▼
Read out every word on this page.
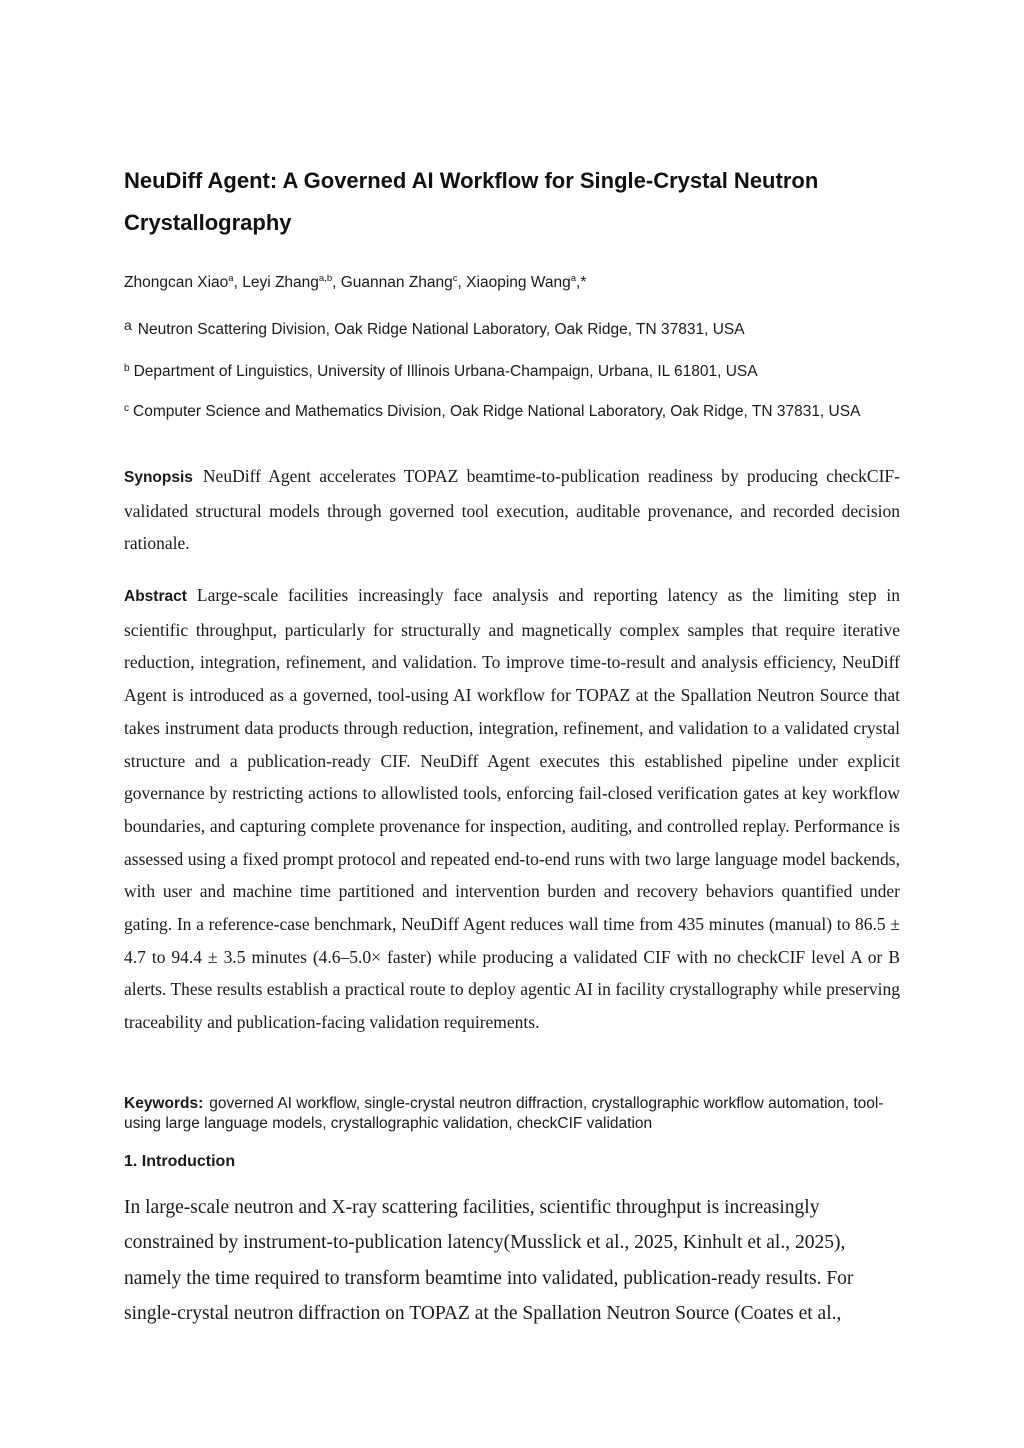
NeuDiff Agent: A Governed AI Workflow for Single-Crystal Neutron Crystallography
Zhongcan Xiao$^a$, Leyi Zhang$^{a,b}$, Guannan Zhang$^c$, Xiaoping Wang$^a$,*
$^a$ Neutron Scattering Division, Oak Ridge National Laboratory, Oak Ridge, TN 37831, USA
$^b$ Department of Linguistics, University of Illinois Urbana-Champaign, Urbana, IL 61801, USA
$^c$ Computer Science and Mathematics Division, Oak Ridge National Laboratory, Oak Ridge, TN 37831, USA

Synopsis NeuDiff Agent accelerates TOPAZ beamtime-to-publication readiness by producing checkCIF-validated structural models through governed tool execution, auditable provenance, and recorded decision rationale.

Abstract Large-scale facilities increasingly face analysis and reporting latency as the limiting step in scientific throughput, particularly for structurally and magnetically complex samples that require iterative reduction, integration, refinement, and validation. To improve time-to-result and analysis efficiency, NeuDiff Agent is introduced as a governed, tool-using AI workflow for TOPAZ at the Spallation Neutron Source that takes instrument data products through reduction, integration, refinement, and validation to a validated crystal structure and a publication-ready CIF. NeuDiff Agent executes this established pipeline under explicit governance by restricting actions to allowlisted tools, enforcing fail-closed verification gates at key workflow boundaries, and capturing complete provenance for inspection, auditing, and controlled replay. Performance is assessed using a fixed prompt protocol and repeated end-to-end runs with two large language model backends, with user and machine time partitioned and intervention burden and recovery behaviors quantified under gating. In a reference-case benchmark, NeuDiff Agent reduces wall time from 435 minutes (manual) to 86.5 ± 4.7 to 94.4 ± 3.5 minutes (4.6–5.0× faster) while producing a validated CIF with no checkCIF level A or B alerts. These results establish a practical route to deploy agentic AI in facility crystallography while preserving traceability and publication-facing validation requirements.

Keywords: governed AI workflow, single-crystal neutron diffraction, crystallographic workflow automation, tool-using large language models, crystallographic validation, checkCIF validation
1. Introduction

In large-scale neutron and X-ray scattering facilities, scientific throughput is increasingly constrained by instrument-to-publication latency(Musslick et al., 2025, Kinhult et al., 2025), namely the time required to transform beamtime into validated, publication-ready results. For single-crystal neutron diffraction on TOPAZ at the Spallation Neutron Source (Coates et al.,
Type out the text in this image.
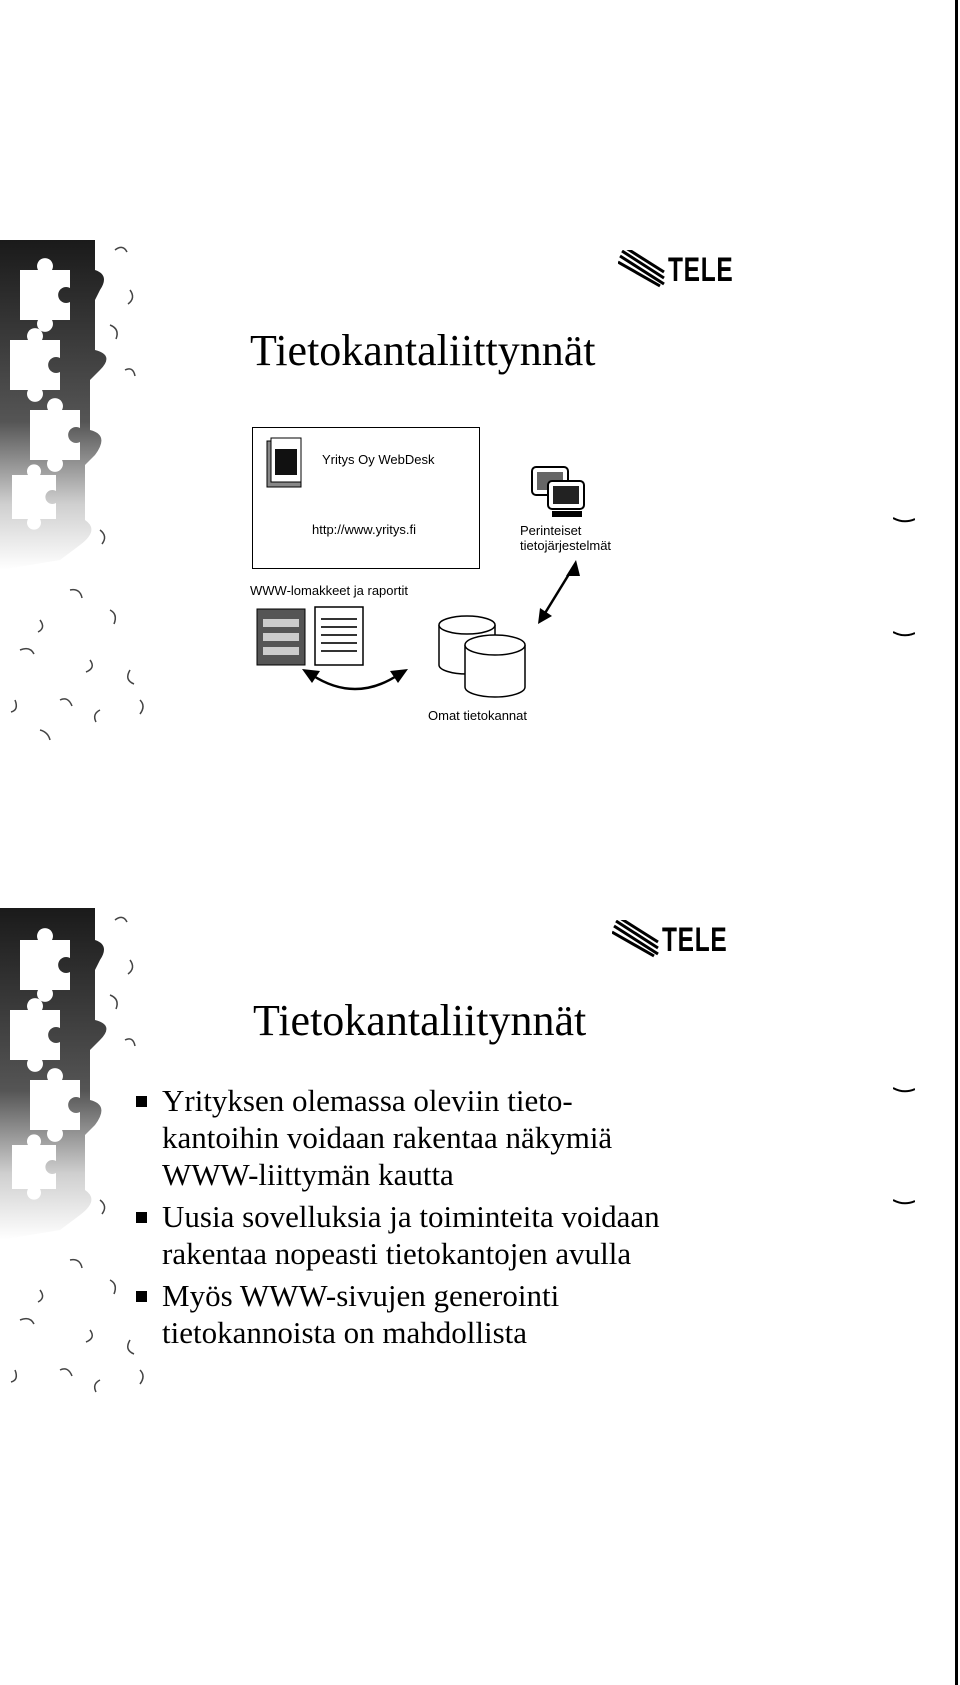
TELE
Tietokantaliittynnät
Yritys Oy WebDesk
http://www.yritys.fi	Perinteiset
tietojärjestelmät
WWW-lomakkeet ja raportit
Omat tietokannat
TELE
Tietokantaliitynnät
Yrityksen olemassa oleviin tieto-
kantoihin voidaan rakentaa näkymiä
WWW-liittymän kautta
Uusia sovelluksia ja toiminteita voidaan
rakentaa nopeasti tietokantojen avulla
Myös WWW-sivujen generointi
tietokannoista on mahdollista
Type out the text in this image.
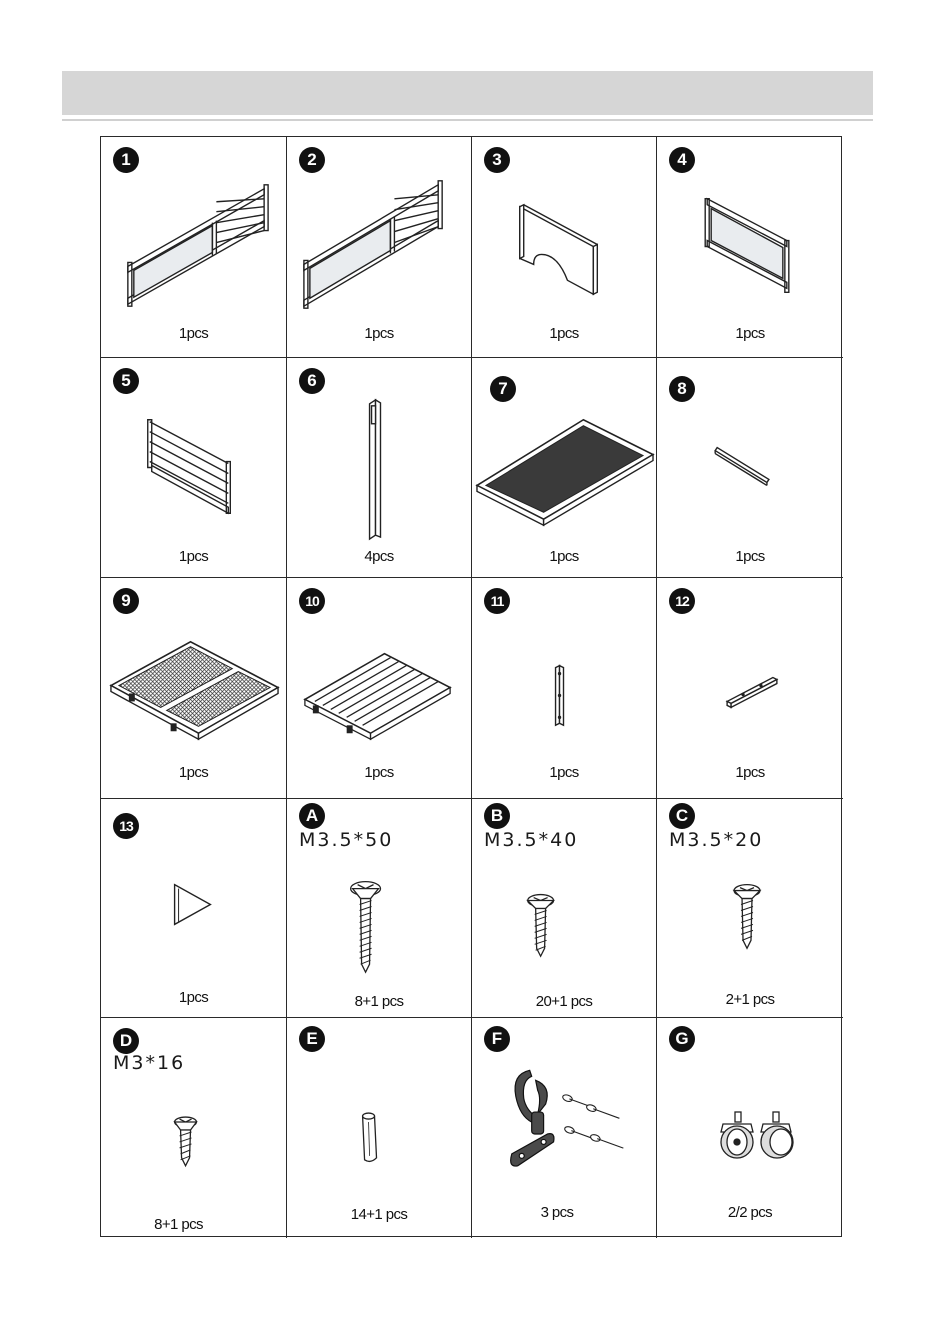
1
1pcs
2
1pcs
3
1pcs
4
1pcs
5
1pcs
6
4pcs
7
1pcs
8
1pcs
9
1pcs
10
1pcs
11
1pcs
12
1pcs
13
1pcs
A
M3.5*50
8+1 pcs
B
M3.5*40
20+1 pcs
C
M3.5*20
2+1 pcs
D
M3*16
8+1 pcs
E
14+1 pcs
F
3 pcs
G
2/2 pcs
▲
Required work »
Retype the whole listing, keeping every line identical and omitting all pictures.

Final result »
Read out every word on this page.
NeuDiff Agent: A Governed AI Workflow for Single-Crystal Neutron Crystallography
Zhongcan Xiao$^a$, Leyi Zhang$^{a,b}$, Guannan Zhang$^c$, Xiaoping Wang$^a$,*
$^a$ Neutron Scattering Division, Oak Ridge National Laboratory, Oak Ridge, TN 37831, USA
$^b$ Department of Linguistics, University of Illinois Urbana-Champaign, Urbana, IL 61801, USA
$^c$ Computer Science and Mathematics Division, Oak Ridge National Laboratory, Oak Ridge, TN 37831, USA

Synopsis NeuDiff Agent accelerates TOPAZ beamtime-to-publication readiness by producing checkCIF-validated structural models through governed tool execution, auditable provenance, and recorded decision rationale.

Abstract Large-scale facilities increasingly face analysis and reporting latency as the limiting step in scientific throughput, particularly for structurally and magnetically complex samples that require iterative reduction, integration, refinement, and validation. To improve time-to-result and analysis efficiency, NeuDiff Agent is introduced as a governed, tool-using AI workflow for TOPAZ at the Spallation Neutron Source that takes instrument data products through reduction, integration, refinement, and validation to a validated crystal structure and a publication-ready CIF. NeuDiff Agent executes this established pipeline under explicit governance by restricting actions to allowlisted tools, enforcing fail-closed verification gates at key workflow boundaries, and capturing complete provenance for inspection, auditing, and controlled replay. Performance is assessed using a fixed prompt protocol and repeated end-to-end runs with two large language model backends, with user and machine time partitioned and intervention burden and recovery behaviors quantified under gating. In a reference-case benchmark, NeuDiff Agent reduces wall time from 435 minutes (manual) to 86.5 ± 4.7 to 94.4 ± 3.5 minutes (4.6–5.0× faster) while producing a validated CIF with no checkCIF level A or B alerts. These results establish a practical route to deploy agentic AI in facility crystallography while preserving traceability and publication-facing validation requirements.

Keywords: governed AI workflow, single-crystal neutron diffraction, crystallographic workflow automation, tool-using large language models, crystallographic validation, checkCIF validation
1. Introduction

In large-scale neutron and X-ray scattering facilities, scientific throughput is increasingly constrained by instrument-to-publication latency(Musslick et al., 2025, Kinhult et al., 2025), namely the time required to transform beamtime into validated, publication-ready results. For single-crystal neutron diffraction on TOPAZ at the Spallation Neutron Source (Coates et al.,
Type out the text in this image.
TELE
Tietokantaliittynnät
Yritys Oy WebDesk
http://www.yritys.fi	Perinteiset
tietojärjestelmät
WWW-lomakkeet ja raportit
Omat tietokannat
TELE
Tietokantaliitynnät
Yrityksen olemassa oleviin tieto-
kantoihin voidaan rakentaa näkymiä
WWW-liittymän kautta
Uusia sovelluksia ja toiminteita voidaan
rakentaa nopeasti tietokantojen avulla
Myös WWW-sivujen generointi
tietokannoista on mahdollista
Type out the text in this image.
1
1pcs
2
1pcs
3
1pcs
4
1pcs
5
1pcs
6
4pcs
7
1pcs
8
1pcs
9
1pcs
10
1pcs
11
1pcs
12
1pcs
13
1pcs
A
M3.5*50
8+1 pcs
B
M3.5*40
20+1 pcs
C
M3.5*20
2+1 pcs
D
M3*16
8+1 pcs
E
14+1 pcs
F
3 pcs
G
2/2 pcs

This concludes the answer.